Material supplied.
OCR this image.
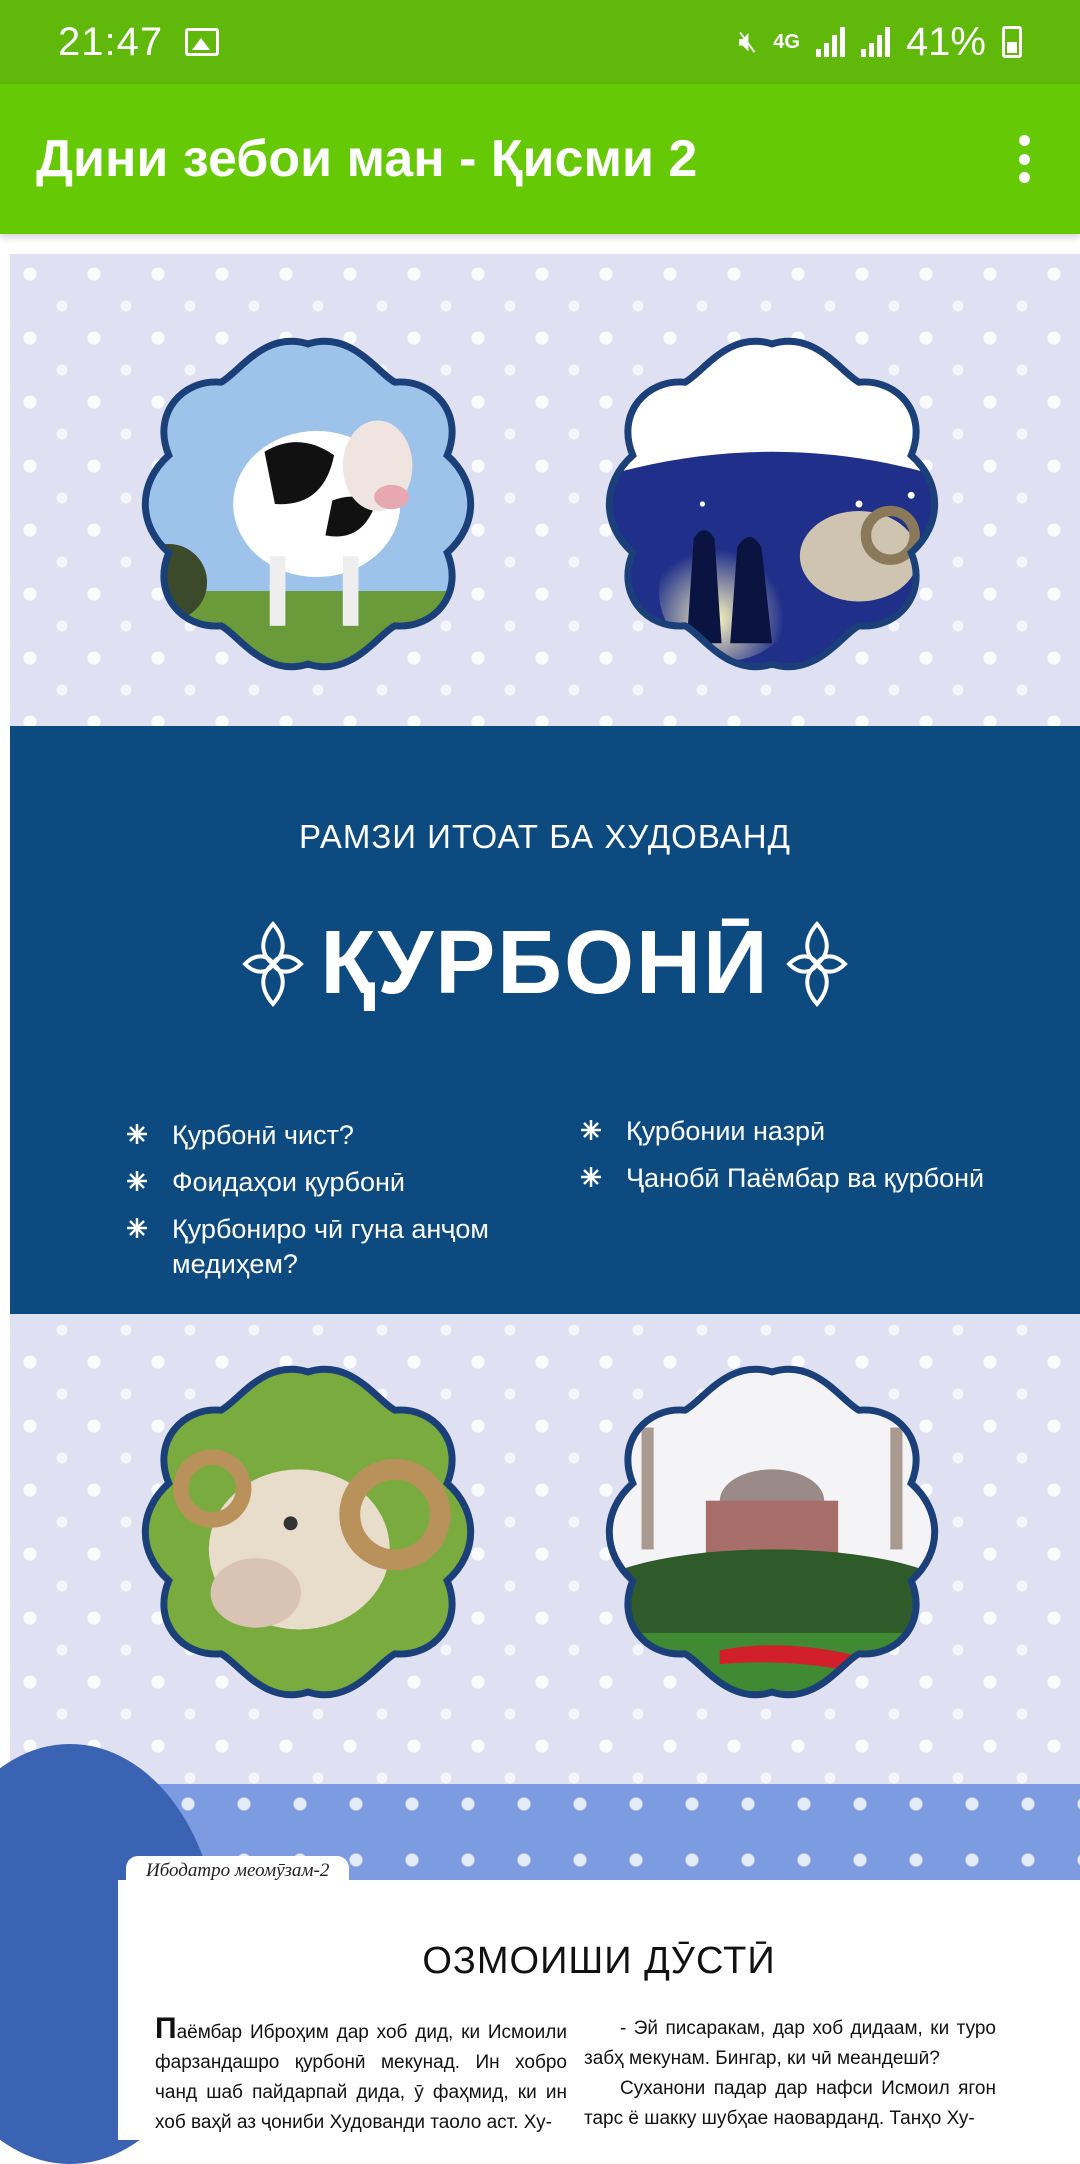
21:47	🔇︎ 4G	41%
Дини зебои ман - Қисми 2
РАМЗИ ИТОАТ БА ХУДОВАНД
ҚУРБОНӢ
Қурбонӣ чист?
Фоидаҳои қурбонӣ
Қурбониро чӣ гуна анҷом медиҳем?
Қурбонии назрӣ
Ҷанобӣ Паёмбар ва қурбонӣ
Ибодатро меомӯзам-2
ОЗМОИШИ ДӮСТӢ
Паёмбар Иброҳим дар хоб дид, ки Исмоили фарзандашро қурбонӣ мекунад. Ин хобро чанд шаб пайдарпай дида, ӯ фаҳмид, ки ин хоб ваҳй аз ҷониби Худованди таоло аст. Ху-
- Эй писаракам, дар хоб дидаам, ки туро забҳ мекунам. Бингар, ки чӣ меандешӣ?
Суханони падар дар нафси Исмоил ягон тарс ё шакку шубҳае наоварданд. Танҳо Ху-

What you should do. Write out each line of the data exactly; the images should be left out.

Task output.
OCR this image.
21:47	🔇︎ 4G	41%
Дини зебои ман - Қисми 2
РАМЗИ ИТОАТ БА ХУДОВАНД
ҚУРБОНӢ
Қурбонӣ чист?
Фоидаҳои қурбонӣ
Қурбониро чӣ гуна анҷом медиҳем?
Қурбонии назрӣ
Ҷанобӣ Паёмбар ва қурбонӣ
Ибодатро меомӯзам-2
ОЗМОИШИ ДӮСТӢ
Паёмбар Иброҳим дар хоб дид, ки Исмоили фарзандашро қурбонӣ мекунад. Ин хобро чанд шаб пайдарпай дида, ӯ фаҳмид, ки ин хоб ваҳй аз ҷониби Худованди таоло аст. Ху-
- Эй писаракам, дар хоб дидаам, ки туро забҳ мекунам. Бингар, ки чӣ меандешӣ?
Суханони падар дар нафси Исмоил ягон тарс ё шакку шубҳае наоварданд. Танҳо Ху-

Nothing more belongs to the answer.